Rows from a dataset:
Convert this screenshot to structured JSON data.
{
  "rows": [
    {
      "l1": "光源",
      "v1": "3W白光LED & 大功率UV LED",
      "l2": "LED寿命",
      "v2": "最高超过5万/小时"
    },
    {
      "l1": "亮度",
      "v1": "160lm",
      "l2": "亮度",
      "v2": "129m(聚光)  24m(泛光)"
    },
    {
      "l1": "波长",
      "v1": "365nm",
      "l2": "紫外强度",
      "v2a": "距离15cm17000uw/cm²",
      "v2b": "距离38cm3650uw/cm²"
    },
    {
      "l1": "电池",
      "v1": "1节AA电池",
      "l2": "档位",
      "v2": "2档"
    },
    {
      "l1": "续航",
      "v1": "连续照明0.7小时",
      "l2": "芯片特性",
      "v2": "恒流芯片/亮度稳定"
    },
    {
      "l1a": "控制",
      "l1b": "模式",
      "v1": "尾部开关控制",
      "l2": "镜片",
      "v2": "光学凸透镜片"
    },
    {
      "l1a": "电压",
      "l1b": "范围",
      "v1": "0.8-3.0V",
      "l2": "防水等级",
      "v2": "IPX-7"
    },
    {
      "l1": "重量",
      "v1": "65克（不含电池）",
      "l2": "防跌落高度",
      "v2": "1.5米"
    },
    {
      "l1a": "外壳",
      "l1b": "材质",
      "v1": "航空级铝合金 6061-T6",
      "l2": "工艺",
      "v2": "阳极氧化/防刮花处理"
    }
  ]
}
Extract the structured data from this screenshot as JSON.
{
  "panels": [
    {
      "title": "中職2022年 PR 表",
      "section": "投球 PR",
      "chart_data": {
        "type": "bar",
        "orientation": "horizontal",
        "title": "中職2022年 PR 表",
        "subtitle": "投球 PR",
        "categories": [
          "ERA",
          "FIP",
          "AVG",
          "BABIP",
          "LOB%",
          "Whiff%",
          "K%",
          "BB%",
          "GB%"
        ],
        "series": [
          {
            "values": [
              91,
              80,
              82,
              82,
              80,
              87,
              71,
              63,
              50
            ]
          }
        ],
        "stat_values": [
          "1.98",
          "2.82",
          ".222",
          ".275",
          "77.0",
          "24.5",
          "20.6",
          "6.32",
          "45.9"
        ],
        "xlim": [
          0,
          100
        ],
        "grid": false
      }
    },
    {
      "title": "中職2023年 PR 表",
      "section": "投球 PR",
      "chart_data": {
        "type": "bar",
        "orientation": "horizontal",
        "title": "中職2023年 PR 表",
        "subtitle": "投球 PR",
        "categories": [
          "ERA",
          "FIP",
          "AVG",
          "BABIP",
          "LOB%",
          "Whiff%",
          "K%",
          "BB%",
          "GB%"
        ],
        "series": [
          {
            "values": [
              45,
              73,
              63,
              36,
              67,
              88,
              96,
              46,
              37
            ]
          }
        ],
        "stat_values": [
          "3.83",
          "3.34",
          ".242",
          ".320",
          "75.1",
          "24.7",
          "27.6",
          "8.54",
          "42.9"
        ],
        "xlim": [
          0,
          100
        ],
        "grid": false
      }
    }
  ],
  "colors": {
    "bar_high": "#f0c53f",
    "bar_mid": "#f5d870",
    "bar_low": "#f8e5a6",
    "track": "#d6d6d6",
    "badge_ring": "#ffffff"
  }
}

_WORK TO COMPLETE_
Copy the data above in full, character for character.

_RESPONSE_
Convert this screenshot to structured JSON data.
{
  "rows": [
    {
      "l1": "光源",
      "v1": "3W白光LED & 大功率UV LED",
      "l2": "LED寿命",
      "v2": "最高超过5万/小时"
    },
    {
      "l1": "亮度",
      "v1": "160lm",
      "l2": "亮度",
      "v2": "129m(聚光)  24m(泛光)"
    },
    {
      "l1": "波长",
      "v1": "365nm",
      "l2": "紫外强度",
      "v2a": "距离15cm17000uw/cm²",
      "v2b": "距离38cm3650uw/cm²"
    },
    {
      "l1": "电池",
      "v1": "1节AA电池",
      "l2": "档位",
      "v2": "2档"
    },
    {
      "l1": "续航",
      "v1": "连续照明0.7小时",
      "l2": "芯片特性",
      "v2": "恒流芯片/亮度稳定"
    },
    {
      "l1a": "控制",
      "l1b": "模式",
      "v1": "尾部开关控制",
      "l2": "镜片",
      "v2": "光学凸透镜片"
    },
    {
      "l1a": "电压",
      "l1b": "范围",
      "v1": "0.8-3.0V",
      "l2": "防水等级",
      "v2": "IPX-7"
    },
    {
      "l1": "重量",
      "v1": "65克（不含电池）",
      "l2": "防跌落高度",
      "v2": "1.5米"
    },
    {
      "l1a": "外壳",
      "l1b": "材质",
      "v1": "航空级铝合金 6061-T6",
      "l2": "工艺",
      "v2": "阳极氧化/防刮花处理"
    }
  ]
}
Extract the structured data from this screenshot as JSON.
{
  "panels": [
    {
      "title": "中職2022年 PR 表",
      "section": "投球 PR",
      "chart_data": {
        "type": "bar",
        "orientation": "horizontal",
        "title": "中職2022年 PR 表",
        "subtitle": "投球 PR",
        "categories": [
          "ERA",
          "FIP",
          "AVG",
          "BABIP",
          "LOB%",
          "Whiff%",
          "K%",
          "BB%",
          "GB%"
        ],
        "series": [
          {
            "values": [
              91,
              80,
              82,
              82,
              80,
              87,
              71,
              63,
              50
            ]
          }
        ],
        "stat_values": [
          "1.98",
          "2.82",
          ".222",
          ".275",
          "77.0",
          "24.5",
          "20.6",
          "6.32",
          "45.9"
        ],
        "xlim": [
          0,
          100
        ],
        "grid": false
      }
    },
    {
      "title": "中職2023年 PR 表",
      "section": "投球 PR",
      "chart_data": {
        "type": "bar",
        "orientation": "horizontal",
        "title": "中職2023年 PR 表",
        "subtitle": "投球 PR",
        "categories": [
          "ERA",
          "FIP",
          "AVG",
          "BABIP",
          "LOB%",
          "Whiff%",
          "K%",
          "BB%",
          "GB%"
        ],
        "series": [
          {
            "values": [
              45,
              73,
              63,
              36,
              67,
              88,
              96,
              46,
              37
            ]
          }
        ],
        "stat_values": [
          "3.83",
          "3.34",
          ".242",
          ".320",
          "75.1",
          "24.7",
          "27.6",
          "8.54",
          "42.9"
        ],
        "xlim": [
          0,
          100
        ],
        "grid": false
      }
    }
  ],
  "colors": {
    "bar_high": "#f0c53f",
    "bar_mid": "#f5d870",
    "bar_low": "#f8e5a6",
    "track": "#d6d6d6",
    "badge_ring": "#ffffff"
  }
}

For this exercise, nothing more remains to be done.